**Exercise brief:**
Please reproduce the records below verbatim, from the line with "Localize each UI" up to and including the line with "intro text — [187, 223, 977, 287]", and leave out the pictures.

**Dataset excerpts:**

===

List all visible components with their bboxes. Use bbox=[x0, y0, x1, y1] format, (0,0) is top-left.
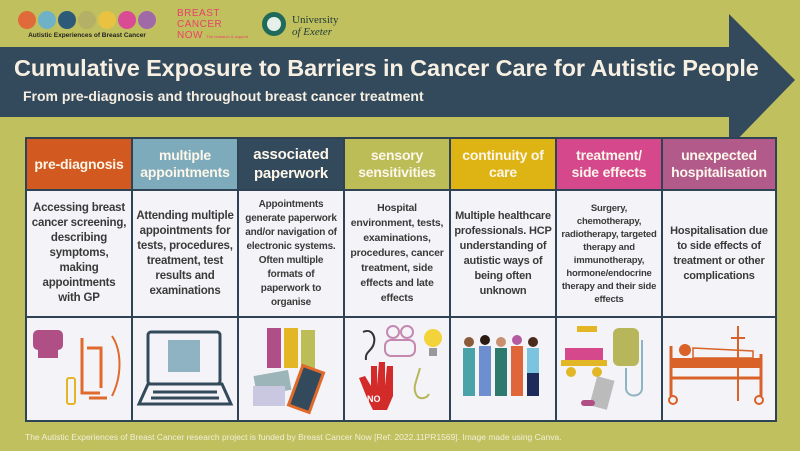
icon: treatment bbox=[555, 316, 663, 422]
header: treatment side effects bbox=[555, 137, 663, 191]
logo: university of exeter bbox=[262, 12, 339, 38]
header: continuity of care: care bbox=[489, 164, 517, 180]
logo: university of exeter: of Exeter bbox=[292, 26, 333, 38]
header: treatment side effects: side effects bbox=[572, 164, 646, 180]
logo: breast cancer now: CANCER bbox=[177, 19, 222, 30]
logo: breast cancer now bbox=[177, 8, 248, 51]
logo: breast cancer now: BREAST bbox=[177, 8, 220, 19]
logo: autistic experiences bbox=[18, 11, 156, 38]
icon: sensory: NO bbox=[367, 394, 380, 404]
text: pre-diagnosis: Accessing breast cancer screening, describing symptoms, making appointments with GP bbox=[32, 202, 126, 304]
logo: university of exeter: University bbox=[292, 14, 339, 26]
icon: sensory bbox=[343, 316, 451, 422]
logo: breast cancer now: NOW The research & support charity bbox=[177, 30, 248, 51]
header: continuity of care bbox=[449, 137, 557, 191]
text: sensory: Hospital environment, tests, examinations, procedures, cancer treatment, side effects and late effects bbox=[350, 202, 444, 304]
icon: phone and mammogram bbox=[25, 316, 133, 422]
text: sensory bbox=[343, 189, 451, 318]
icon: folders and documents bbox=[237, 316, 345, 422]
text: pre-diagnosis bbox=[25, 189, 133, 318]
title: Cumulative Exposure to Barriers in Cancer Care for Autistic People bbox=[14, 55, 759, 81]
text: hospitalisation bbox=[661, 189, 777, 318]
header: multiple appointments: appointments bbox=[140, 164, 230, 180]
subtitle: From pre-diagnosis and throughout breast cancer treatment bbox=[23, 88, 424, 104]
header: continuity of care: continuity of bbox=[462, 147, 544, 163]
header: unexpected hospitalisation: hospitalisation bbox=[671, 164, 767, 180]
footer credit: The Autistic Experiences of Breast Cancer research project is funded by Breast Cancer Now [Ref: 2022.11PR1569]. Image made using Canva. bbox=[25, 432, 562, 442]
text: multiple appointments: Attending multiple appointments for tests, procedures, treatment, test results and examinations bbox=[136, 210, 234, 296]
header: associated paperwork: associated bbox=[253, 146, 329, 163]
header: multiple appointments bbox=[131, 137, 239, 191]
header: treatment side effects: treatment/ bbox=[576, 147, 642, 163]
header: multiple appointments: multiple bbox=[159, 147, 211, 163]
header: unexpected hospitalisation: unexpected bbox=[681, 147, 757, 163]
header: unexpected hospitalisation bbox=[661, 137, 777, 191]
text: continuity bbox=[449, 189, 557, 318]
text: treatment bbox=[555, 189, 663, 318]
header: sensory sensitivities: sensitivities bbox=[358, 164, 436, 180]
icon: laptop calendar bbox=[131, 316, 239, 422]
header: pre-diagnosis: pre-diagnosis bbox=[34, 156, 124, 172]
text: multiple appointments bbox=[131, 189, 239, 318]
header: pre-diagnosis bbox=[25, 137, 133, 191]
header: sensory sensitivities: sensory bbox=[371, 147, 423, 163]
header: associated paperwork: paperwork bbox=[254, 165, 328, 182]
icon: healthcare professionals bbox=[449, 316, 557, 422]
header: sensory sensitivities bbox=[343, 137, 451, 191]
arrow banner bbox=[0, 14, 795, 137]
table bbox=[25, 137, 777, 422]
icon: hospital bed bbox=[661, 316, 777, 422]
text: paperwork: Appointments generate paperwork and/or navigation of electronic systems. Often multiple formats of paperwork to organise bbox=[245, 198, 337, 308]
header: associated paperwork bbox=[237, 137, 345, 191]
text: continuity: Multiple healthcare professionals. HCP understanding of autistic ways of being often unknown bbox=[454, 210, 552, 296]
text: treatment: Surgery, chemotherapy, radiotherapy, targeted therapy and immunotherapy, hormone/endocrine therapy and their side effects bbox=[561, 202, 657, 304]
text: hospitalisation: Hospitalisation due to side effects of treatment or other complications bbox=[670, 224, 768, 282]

===

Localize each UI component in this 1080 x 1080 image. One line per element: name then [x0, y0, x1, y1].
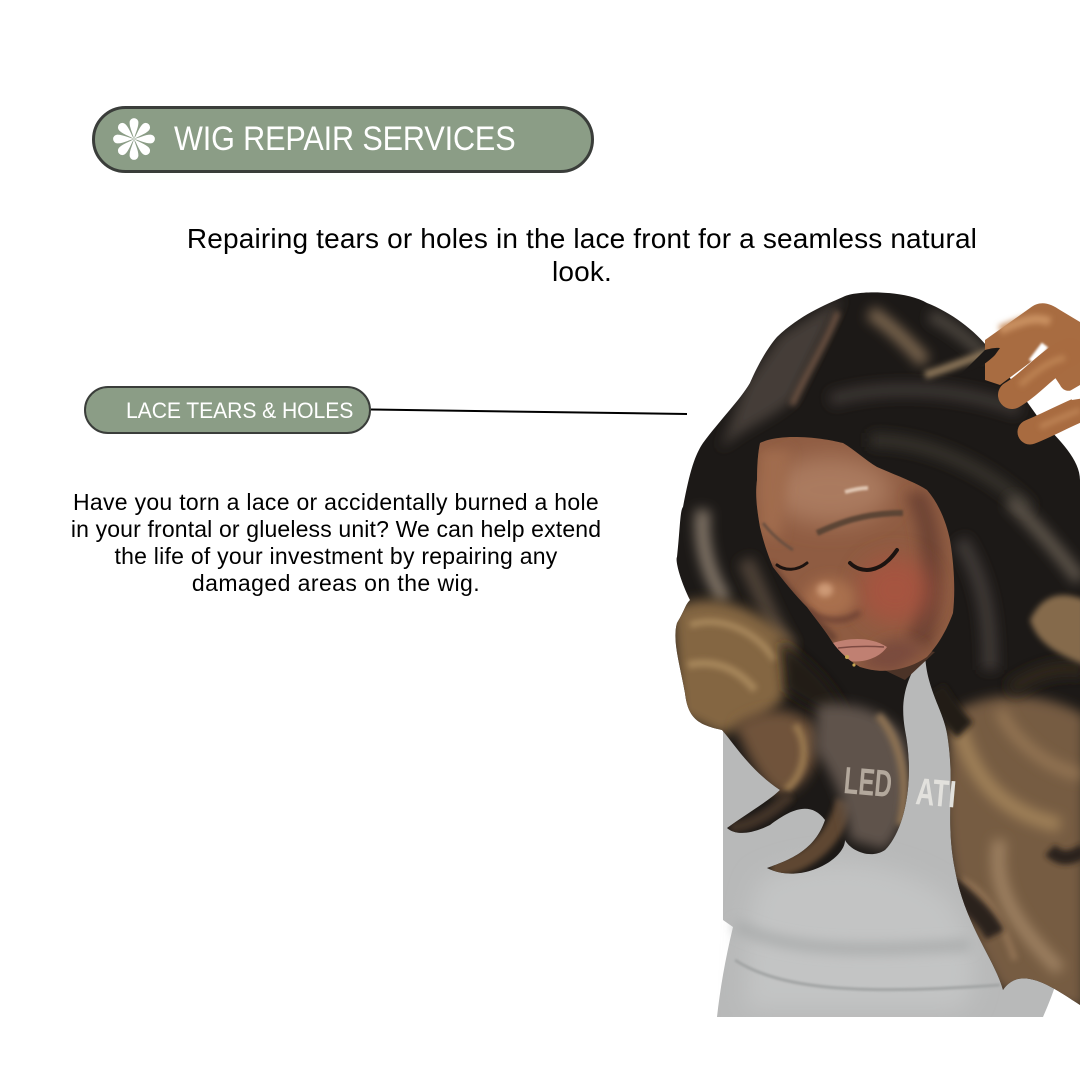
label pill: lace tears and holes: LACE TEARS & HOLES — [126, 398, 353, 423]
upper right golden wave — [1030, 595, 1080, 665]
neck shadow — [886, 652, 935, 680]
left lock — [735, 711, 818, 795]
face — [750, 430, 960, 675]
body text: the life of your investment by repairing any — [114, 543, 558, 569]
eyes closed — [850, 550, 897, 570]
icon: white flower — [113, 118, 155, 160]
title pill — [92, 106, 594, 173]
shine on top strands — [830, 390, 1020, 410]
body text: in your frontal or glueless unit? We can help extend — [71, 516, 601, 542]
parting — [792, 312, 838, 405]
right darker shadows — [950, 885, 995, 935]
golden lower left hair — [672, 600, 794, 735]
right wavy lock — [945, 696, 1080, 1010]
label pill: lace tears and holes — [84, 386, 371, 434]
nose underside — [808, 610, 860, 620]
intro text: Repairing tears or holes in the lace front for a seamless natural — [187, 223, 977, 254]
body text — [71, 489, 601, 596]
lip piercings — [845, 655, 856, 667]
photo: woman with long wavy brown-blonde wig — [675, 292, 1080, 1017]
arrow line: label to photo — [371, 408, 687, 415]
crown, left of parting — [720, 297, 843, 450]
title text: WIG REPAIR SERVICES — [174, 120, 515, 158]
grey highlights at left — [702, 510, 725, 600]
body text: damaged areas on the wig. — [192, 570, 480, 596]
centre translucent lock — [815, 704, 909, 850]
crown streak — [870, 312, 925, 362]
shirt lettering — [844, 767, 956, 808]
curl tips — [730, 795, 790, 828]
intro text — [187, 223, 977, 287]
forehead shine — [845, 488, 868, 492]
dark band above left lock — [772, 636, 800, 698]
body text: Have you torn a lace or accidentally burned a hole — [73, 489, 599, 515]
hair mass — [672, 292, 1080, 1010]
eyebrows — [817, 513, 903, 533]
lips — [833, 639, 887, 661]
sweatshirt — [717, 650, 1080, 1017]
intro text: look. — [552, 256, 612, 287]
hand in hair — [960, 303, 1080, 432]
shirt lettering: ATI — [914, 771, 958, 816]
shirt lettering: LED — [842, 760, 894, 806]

===

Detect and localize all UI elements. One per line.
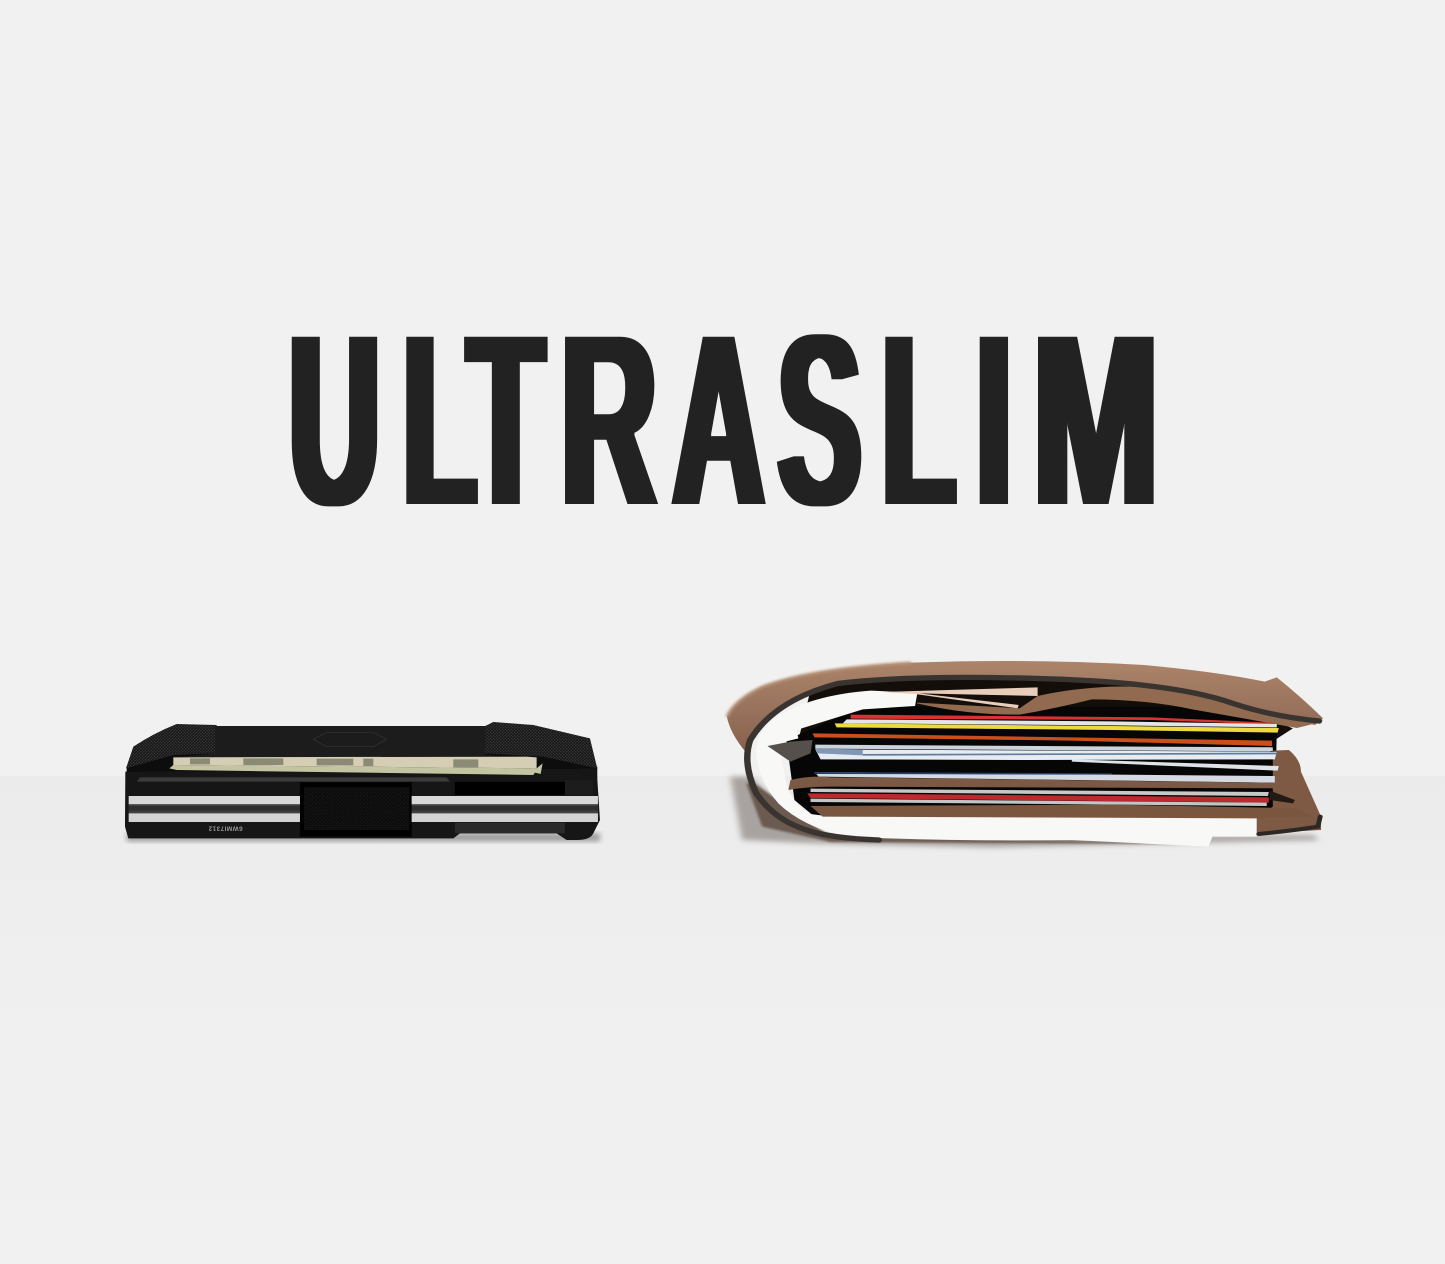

===

**Problem solution:**
Localize each UI component in this 1080 x 1080 image. One line per element: name then [x0, y0, x1, y1].
label pill: lace tears and holes: LACE TEARS & HOLES — [126, 398, 353, 423]
upper right golden wave — [1030, 595, 1080, 665]
neck shadow — [886, 652, 935, 680]
left lock — [735, 711, 818, 795]
face — [750, 430, 960, 675]
body text: the life of your investment by repairing any — [114, 543, 558, 569]
eyes closed — [850, 550, 897, 570]
icon: white flower — [113, 118, 155, 160]
title pill — [92, 106, 594, 173]
shine on top strands — [830, 390, 1020, 410]
body text: in your frontal or glueless unit? We can help extend — [71, 516, 601, 542]
parting — [792, 312, 838, 405]
right darker shadows — [950, 885, 995, 935]
golden lower left hair — [672, 600, 794, 735]
right wavy lock — [945, 696, 1080, 1010]
label pill: lace tears and holes — [84, 386, 371, 434]
nose underside — [808, 610, 860, 620]
intro text: Repairing tears or holes in the lace front for a seamless natural — [187, 223, 977, 254]
body text — [71, 489, 601, 596]
lip piercings — [845, 655, 856, 667]
photo: woman with long wavy brown-blonde wig — [675, 292, 1080, 1017]
arrow line: label to photo — [371, 408, 687, 415]
crown, left of parting — [720, 297, 843, 450]
title text: WIG REPAIR SERVICES — [174, 120, 515, 158]
grey highlights at left — [702, 510, 725, 600]
body text: damaged areas on the wig. — [192, 570, 480, 596]
centre translucent lock — [815, 704, 909, 850]
crown streak — [870, 312, 925, 362]
shirt lettering — [844, 767, 956, 808]
curl tips — [730, 795, 790, 828]
intro text — [187, 223, 977, 287]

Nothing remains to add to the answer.